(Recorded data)
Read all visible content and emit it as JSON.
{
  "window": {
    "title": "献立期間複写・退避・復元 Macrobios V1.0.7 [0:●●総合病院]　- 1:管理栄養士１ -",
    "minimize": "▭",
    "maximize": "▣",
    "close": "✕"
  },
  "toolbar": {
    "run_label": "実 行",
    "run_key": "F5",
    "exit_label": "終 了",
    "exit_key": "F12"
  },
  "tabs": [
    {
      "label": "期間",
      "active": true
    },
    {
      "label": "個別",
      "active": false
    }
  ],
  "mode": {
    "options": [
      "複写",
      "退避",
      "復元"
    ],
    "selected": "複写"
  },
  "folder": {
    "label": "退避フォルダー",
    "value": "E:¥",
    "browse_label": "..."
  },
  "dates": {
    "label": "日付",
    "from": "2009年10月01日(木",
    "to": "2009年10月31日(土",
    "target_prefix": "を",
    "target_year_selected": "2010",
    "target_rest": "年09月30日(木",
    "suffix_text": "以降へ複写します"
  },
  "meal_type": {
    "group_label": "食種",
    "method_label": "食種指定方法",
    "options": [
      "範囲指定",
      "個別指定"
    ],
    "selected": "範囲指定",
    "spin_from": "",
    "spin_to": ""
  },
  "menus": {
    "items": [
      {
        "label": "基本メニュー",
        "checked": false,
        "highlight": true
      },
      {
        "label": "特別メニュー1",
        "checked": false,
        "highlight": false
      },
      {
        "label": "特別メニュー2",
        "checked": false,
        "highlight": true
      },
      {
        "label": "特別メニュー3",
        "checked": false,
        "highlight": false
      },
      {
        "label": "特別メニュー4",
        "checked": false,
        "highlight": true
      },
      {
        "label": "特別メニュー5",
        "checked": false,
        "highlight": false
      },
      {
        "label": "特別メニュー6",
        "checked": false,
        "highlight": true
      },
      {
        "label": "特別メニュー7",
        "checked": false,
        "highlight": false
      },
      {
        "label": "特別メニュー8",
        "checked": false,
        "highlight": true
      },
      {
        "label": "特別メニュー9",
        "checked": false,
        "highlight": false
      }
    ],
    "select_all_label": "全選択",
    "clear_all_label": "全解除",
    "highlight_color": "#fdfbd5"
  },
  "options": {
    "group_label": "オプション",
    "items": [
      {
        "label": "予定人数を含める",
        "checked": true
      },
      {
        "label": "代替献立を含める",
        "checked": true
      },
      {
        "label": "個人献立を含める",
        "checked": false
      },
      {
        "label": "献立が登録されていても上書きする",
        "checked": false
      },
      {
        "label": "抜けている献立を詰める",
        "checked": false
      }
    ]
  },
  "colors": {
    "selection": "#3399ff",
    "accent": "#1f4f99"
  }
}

Do this: Every record shown above must be echoed exactly.

In response:
Read all visible content and emit it as JSON.
{
  "window": {
    "title": "献立期間複写・退避・復元 Macrobios V1.0.7 [0:●●総合病院]　- 1:管理栄養士１ -",
    "minimize": "▭",
    "maximize": "▣",
    "close": "✕"
  },
  "toolbar": {
    "run_label": "実 行",
    "run_key": "F5",
    "exit_label": "終 了",
    "exit_key": "F12"
  },
  "tabs": [
    {
      "label": "期間",
      "active": true
    },
    {
      "label": "個別",
      "active": false
    }
  ],
  "mode": {
    "options": [
      "複写",
      "退避",
      "復元"
    ],
    "selected": "複写"
  },
  "folder": {
    "label": "退避フォルダー",
    "value": "E:¥",
    "browse_label": "..."
  },
  "dates": {
    "label": "日付",
    "from": "2009年10月01日(木",
    "to": "2009年10月31日(土",
    "target_prefix": "を",
    "target_year_selected": "2010",
    "target_rest": "年09月30日(木",
    "suffix_text": "以降へ複写します"
  },
  "meal_type": {
    "group_label": "食種",
    "method_label": "食種指定方法",
    "options": [
      "範囲指定",
      "個別指定"
    ],
    "selected": "範囲指定",
    "spin_from": "",
    "spin_to": ""
  },
  "menus": {
    "items": [
      {
        "label": "基本メニュー",
        "checked": false,
        "highlight": true
      },
      {
        "label": "特別メニュー1",
        "checked": false,
        "highlight": false
      },
      {
        "label": "特別メニュー2",
        "checked": false,
        "highlight": true
      },
      {
        "label": "特別メニュー3",
        "checked": false,
        "highlight": false
      },
      {
        "label": "特別メニュー4",
        "checked": false,
        "highlight": true
      },
      {
        "label": "特別メニュー5",
        "checked": false,
        "highlight": false
      },
      {
        "label": "特別メニュー6",
        "checked": false,
        "highlight": true
      },
      {
        "label": "特別メニュー7",
        "checked": false,
        "highlight": false
      },
      {
        "label": "特別メニュー8",
        "checked": false,
        "highlight": true
      },
      {
        "label": "特別メニュー9",
        "checked": false,
        "highlight": false
      }
    ],
    "select_all_label": "全選択",
    "clear_all_label": "全解除",
    "highlight_color": "#fdfbd5"
  },
  "options": {
    "group_label": "オプション",
    "items": [
      {
        "label": "予定人数を含める",
        "checked": true
      },
      {
        "label": "代替献立を含める",
        "checked": true
      },
      {
        "label": "個人献立を含める",
        "checked": false
      },
      {
        "label": "献立が登録されていても上書きする",
        "checked": false
      },
      {
        "label": "抜けている献立を詰める",
        "checked": false
      }
    ]
  },
  "colors": {
    "selection": "#3399ff",
    "accent": "#1f4f99"
  }
}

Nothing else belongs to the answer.